● **Exercise directions**: Copy out each line containing "Sign" from the entries below.

BEGIN

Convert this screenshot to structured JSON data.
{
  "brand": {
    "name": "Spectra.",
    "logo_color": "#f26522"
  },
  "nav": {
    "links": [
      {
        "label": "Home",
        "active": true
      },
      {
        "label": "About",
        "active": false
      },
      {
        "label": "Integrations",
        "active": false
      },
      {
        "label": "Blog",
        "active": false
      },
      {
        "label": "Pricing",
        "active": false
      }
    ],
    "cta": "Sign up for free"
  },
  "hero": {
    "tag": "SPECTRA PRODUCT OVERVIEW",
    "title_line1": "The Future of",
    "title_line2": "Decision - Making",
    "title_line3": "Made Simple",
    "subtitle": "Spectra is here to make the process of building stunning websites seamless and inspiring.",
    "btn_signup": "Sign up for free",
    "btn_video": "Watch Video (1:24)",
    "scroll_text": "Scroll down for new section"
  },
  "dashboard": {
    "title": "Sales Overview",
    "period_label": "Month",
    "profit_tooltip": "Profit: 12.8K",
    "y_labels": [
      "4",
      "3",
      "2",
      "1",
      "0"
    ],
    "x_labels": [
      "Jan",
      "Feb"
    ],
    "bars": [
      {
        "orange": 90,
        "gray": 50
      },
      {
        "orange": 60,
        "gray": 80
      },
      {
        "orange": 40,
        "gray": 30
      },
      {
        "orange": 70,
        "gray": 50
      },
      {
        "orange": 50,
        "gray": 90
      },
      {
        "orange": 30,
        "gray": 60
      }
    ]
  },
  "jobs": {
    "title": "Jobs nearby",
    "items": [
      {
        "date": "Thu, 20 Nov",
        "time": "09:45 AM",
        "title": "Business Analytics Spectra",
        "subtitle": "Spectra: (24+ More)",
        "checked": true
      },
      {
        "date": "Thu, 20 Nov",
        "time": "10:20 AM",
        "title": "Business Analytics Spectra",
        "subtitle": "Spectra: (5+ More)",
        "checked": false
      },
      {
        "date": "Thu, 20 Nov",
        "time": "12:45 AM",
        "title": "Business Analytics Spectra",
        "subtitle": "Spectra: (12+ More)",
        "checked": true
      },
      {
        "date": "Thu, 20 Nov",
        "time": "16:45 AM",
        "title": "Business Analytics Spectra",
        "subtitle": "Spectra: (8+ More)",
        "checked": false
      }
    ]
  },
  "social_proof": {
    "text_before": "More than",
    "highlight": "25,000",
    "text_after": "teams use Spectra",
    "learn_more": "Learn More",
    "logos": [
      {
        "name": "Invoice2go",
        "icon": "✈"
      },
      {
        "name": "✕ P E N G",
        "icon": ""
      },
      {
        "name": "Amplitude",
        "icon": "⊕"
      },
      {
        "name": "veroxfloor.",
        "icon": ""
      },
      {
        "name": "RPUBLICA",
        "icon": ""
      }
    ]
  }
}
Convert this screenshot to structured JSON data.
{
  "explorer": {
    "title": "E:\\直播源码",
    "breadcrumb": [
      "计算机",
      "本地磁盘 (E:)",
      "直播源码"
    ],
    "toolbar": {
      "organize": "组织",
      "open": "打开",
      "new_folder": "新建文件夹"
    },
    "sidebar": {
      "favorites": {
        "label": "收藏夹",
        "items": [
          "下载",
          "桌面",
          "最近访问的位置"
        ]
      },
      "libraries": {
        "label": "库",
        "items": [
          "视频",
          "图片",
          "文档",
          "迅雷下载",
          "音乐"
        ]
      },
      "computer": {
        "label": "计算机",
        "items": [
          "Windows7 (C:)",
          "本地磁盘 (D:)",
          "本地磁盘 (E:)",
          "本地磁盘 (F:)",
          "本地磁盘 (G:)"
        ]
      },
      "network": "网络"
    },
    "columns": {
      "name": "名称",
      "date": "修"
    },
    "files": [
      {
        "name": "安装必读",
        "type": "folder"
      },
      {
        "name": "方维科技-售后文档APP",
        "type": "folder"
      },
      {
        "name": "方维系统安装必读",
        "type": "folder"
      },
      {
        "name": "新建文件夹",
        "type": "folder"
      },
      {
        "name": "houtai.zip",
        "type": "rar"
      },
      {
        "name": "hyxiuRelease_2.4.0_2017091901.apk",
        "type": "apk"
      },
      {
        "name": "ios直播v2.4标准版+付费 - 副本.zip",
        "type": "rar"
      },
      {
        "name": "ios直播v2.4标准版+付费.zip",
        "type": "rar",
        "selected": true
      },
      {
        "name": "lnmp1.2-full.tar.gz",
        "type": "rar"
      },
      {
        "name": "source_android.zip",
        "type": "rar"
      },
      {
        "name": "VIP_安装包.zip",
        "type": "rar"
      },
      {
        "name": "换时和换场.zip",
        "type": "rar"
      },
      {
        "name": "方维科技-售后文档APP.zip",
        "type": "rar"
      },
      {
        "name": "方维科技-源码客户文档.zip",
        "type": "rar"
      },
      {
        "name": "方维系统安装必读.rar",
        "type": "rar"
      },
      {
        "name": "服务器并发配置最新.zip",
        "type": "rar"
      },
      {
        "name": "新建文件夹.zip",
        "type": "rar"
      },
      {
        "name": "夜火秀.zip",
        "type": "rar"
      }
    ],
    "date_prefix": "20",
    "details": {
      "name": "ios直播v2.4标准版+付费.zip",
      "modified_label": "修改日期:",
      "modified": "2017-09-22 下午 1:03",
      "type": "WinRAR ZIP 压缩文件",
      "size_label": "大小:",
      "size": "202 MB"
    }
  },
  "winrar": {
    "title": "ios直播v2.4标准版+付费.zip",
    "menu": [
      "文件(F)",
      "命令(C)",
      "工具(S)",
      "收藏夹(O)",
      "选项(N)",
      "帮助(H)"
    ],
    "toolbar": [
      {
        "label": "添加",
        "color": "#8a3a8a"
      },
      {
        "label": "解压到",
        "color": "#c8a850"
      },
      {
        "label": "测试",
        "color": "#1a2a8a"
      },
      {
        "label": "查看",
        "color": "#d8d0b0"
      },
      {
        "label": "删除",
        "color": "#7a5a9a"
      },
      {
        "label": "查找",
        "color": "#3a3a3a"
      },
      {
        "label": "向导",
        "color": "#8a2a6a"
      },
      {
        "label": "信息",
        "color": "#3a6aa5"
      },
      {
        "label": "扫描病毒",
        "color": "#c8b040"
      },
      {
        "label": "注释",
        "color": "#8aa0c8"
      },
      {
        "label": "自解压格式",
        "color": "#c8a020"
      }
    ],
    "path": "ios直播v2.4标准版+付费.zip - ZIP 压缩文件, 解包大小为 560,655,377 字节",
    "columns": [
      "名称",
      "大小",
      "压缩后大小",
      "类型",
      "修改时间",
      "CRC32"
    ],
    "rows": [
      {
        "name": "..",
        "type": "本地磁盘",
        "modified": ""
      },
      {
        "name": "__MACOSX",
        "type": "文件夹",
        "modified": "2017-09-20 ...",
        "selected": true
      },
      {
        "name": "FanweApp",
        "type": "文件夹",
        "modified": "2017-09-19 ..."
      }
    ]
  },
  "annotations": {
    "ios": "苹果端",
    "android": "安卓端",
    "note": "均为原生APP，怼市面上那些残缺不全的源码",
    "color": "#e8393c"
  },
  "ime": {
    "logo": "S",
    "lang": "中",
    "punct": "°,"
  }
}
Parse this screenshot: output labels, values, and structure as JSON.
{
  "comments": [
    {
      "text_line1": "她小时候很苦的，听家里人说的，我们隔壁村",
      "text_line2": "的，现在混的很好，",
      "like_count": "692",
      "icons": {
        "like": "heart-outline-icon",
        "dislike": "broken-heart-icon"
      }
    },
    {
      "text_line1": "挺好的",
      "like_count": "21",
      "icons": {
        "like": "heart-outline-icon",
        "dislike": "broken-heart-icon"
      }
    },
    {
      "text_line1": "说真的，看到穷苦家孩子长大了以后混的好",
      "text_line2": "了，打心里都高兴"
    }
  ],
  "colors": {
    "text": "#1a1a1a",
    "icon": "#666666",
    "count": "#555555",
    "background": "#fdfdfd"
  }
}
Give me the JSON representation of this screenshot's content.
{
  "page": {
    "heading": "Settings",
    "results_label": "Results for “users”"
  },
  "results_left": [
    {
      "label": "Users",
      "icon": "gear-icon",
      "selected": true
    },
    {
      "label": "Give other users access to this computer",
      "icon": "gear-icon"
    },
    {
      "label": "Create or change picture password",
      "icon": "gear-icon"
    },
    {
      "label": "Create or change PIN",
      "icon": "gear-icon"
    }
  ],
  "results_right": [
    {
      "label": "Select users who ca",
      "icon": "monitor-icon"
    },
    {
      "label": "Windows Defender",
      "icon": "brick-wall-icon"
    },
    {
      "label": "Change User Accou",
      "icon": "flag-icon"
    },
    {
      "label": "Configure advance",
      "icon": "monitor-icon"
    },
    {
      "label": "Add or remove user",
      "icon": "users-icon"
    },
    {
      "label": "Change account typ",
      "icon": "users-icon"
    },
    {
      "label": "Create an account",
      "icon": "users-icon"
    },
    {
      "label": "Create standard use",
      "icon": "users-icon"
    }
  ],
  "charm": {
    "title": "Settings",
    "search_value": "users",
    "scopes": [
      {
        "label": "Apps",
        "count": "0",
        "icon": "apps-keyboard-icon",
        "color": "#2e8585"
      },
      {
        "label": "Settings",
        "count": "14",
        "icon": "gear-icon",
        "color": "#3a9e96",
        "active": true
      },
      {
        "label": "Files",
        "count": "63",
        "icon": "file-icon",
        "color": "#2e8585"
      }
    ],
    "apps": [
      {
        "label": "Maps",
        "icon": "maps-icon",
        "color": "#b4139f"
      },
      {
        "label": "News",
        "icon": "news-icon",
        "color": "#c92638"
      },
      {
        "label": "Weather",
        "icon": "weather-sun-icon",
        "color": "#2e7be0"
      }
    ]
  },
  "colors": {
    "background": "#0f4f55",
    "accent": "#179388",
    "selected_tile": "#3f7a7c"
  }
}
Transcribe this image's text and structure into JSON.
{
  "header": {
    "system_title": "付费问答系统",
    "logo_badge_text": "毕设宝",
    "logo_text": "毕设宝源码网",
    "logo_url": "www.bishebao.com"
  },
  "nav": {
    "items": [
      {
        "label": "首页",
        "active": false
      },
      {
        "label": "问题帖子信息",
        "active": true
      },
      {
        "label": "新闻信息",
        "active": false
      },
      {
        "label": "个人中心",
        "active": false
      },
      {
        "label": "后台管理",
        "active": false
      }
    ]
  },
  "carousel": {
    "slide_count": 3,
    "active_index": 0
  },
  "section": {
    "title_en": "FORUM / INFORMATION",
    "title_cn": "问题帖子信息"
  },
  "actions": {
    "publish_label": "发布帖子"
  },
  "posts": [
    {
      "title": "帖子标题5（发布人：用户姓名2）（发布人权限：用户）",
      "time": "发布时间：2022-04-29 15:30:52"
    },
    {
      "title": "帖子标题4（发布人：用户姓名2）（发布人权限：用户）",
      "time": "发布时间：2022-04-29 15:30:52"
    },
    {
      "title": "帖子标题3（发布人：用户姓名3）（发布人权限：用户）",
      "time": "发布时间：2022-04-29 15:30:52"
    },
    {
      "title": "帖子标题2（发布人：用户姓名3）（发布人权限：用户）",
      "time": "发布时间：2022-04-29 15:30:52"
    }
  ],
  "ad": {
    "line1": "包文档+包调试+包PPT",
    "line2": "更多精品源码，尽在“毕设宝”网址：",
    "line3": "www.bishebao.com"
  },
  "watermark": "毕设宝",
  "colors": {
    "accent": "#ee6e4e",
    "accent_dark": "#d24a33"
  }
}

END

● **Problem solution**:
    "cta": "Sign up for free"
    "btn_signup": "Sign up for free",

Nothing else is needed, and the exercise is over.